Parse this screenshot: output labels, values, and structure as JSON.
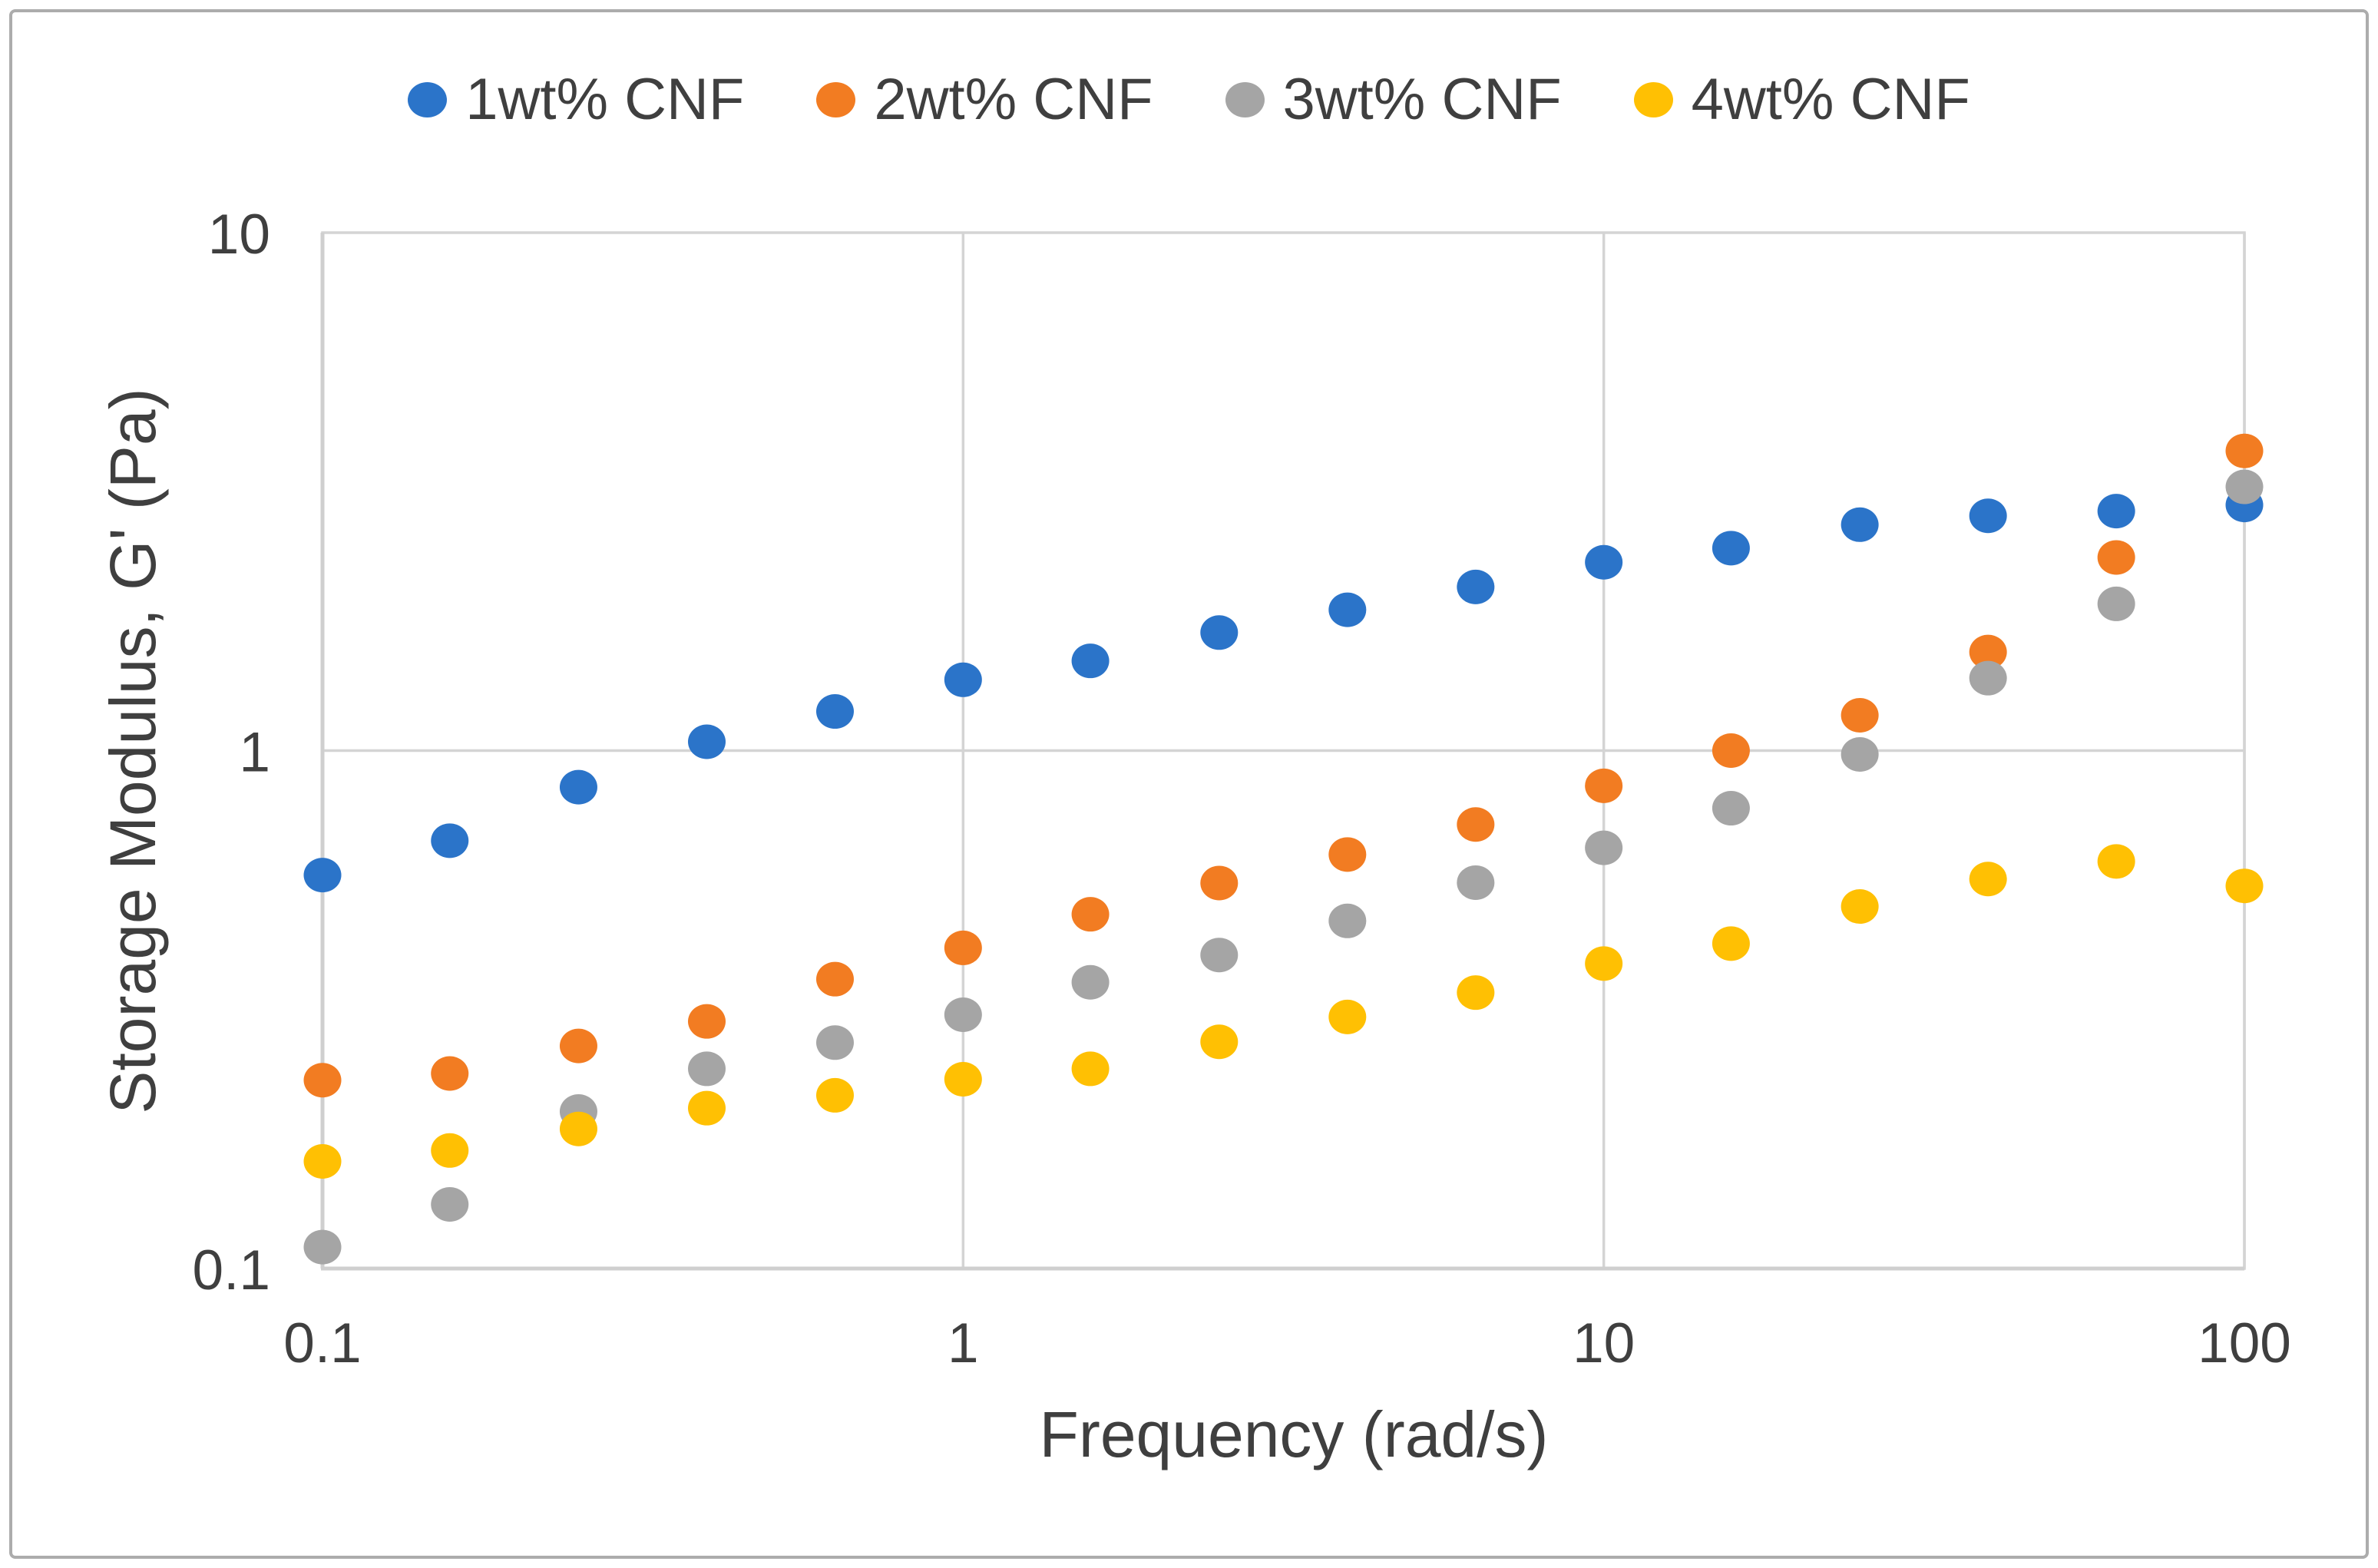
{
  "figure": {
    "background": "#FFFFFF",
    "border_color": "#ACACAC",
    "text_color": "#3F3F3F",
    "gridline_color": "#D4D4D4",
    "axisline_color": "#CFCFCF"
  },
  "chart_data": {
    "type": "scatter",
    "title": "",
    "xlabel": "Frequency (rad/s)",
    "ylabel": "Storage Modulus, G' (Pa)",
    "x_scale": "log",
    "y_scale": "log",
    "xlim": [
      0.1,
      100
    ],
    "ylim": [
      0.1,
      10
    ],
    "x_ticks": {
      "values": [
        0.1,
        1,
        10,
        100
      ],
      "labels": [
        "0.1",
        "1",
        "10",
        "100"
      ]
    },
    "y_ticks": {
      "values": [
        10,
        1,
        0.1
      ],
      "labels": [
        "10",
        "1",
        "0.1"
      ]
    },
    "grid": {
      "x_gridlines": [
        1,
        10,
        100
      ],
      "y_gridlines": [
        1
      ]
    },
    "legend_position": "top",
    "x": [
      0.1,
      0.158,
      0.251,
      0.398,
      0.631,
      1,
      1.58,
      2.51,
      3.98,
      6.31,
      10,
      15.8,
      25.1,
      39.8,
      63.1,
      100
    ],
    "series": [
      {
        "name": "1wt% CNF",
        "color": "#2B74C9",
        "values": [
          0.575,
          0.67,
          0.85,
          1.04,
          1.19,
          1.37,
          1.49,
          1.69,
          1.87,
          2.07,
          2.31,
          2.46,
          2.73,
          2.84,
          2.9,
          2.98
        ]
      },
      {
        "name": "2wt% CNF",
        "color": "#F27C22",
        "values": [
          0.231,
          0.238,
          0.269,
          0.3,
          0.362,
          0.416,
          0.483,
          0.555,
          0.63,
          0.72,
          0.855,
          1.0,
          1.17,
          1.55,
          2.36,
          3.79
        ]
      },
      {
        "name": "3wt% CNF",
        "color": "#A5A5A5",
        "values": [
          0.11,
          0.133,
          0.201,
          0.243,
          0.273,
          0.309,
          0.357,
          0.403,
          0.469,
          0.556,
          0.649,
          0.774,
          0.983,
          1.38,
          1.92,
          3.23
        ]
      },
      {
        "name": "4wt% CNF",
        "color": "#FFC003",
        "values": [
          0.161,
          0.169,
          0.186,
          0.204,
          0.216,
          0.232,
          0.243,
          0.274,
          0.306,
          0.341,
          0.388,
          0.424,
          0.5,
          0.565,
          0.611,
          0.548
        ]
      }
    ]
  }
}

○ ○ ○ ○ ○

→ **Task statement**: Reproduce the data word for word, excluding its pictures.

→ **Finished answer**:
Parse this screenshot: output labels, values, and structure as JSON.
{
  "figure": {
    "background": "#FFFFFF",
    "border_color": "#ACACAC",
    "text_color": "#3F3F3F",
    "gridline_color": "#D4D4D4",
    "axisline_color": "#CFCFCF"
  },
  "chart_data": {
    "type": "scatter",
    "title": "",
    "xlabel": "Frequency (rad/s)",
    "ylabel": "Storage Modulus, G' (Pa)",
    "x_scale": "log",
    "y_scale": "log",
    "xlim": [
      0.1,
      100
    ],
    "ylim": [
      0.1,
      10
    ],
    "x_ticks": {
      "values": [
        0.1,
        1,
        10,
        100
      ],
      "labels": [
        "0.1",
        "1",
        "10",
        "100"
      ]
    },
    "y_ticks": {
      "values": [
        10,
        1,
        0.1
      ],
      "labels": [
        "10",
        "1",
        "0.1"
      ]
    },
    "grid": {
      "x_gridlines": [
        1,
        10,
        100
      ],
      "y_gridlines": [
        1
      ]
    },
    "legend_position": "top",
    "x": [
      0.1,
      0.158,
      0.251,
      0.398,
      0.631,
      1,
      1.58,
      2.51,
      3.98,
      6.31,
      10,
      15.8,
      25.1,
      39.8,
      63.1,
      100
    ],
    "series": [
      {
        "name": "1wt% CNF",
        "color": "#2B74C9",
        "values": [
          0.575,
          0.67,
          0.85,
          1.04,
          1.19,
          1.37,
          1.49,
          1.69,
          1.87,
          2.07,
          2.31,
          2.46,
          2.73,
          2.84,
          2.9,
          2.98
        ]
      },
      {
        "name": "2wt% CNF",
        "color": "#F27C22",
        "values": [
          0.231,
          0.238,
          0.269,
          0.3,
          0.362,
          0.416,
          0.483,
          0.555,
          0.63,
          0.72,
          0.855,
          1.0,
          1.17,
          1.55,
          2.36,
          3.79
        ]
      },
      {
        "name": "3wt% CNF",
        "color": "#A5A5A5",
        "values": [
          0.11,
          0.133,
          0.201,
          0.243,
          0.273,
          0.309,
          0.357,
          0.403,
          0.469,
          0.556,
          0.649,
          0.774,
          0.983,
          1.38,
          1.92,
          3.23
        ]
      },
      {
        "name": "4wt% CNF",
        "color": "#FFC003",
        "values": [
          0.161,
          0.169,
          0.186,
          0.204,
          0.216,
          0.232,
          0.243,
          0.274,
          0.306,
          0.341,
          0.388,
          0.424,
          0.5,
          0.565,
          0.611,
          0.548
        ]
      }
    ]
  }
}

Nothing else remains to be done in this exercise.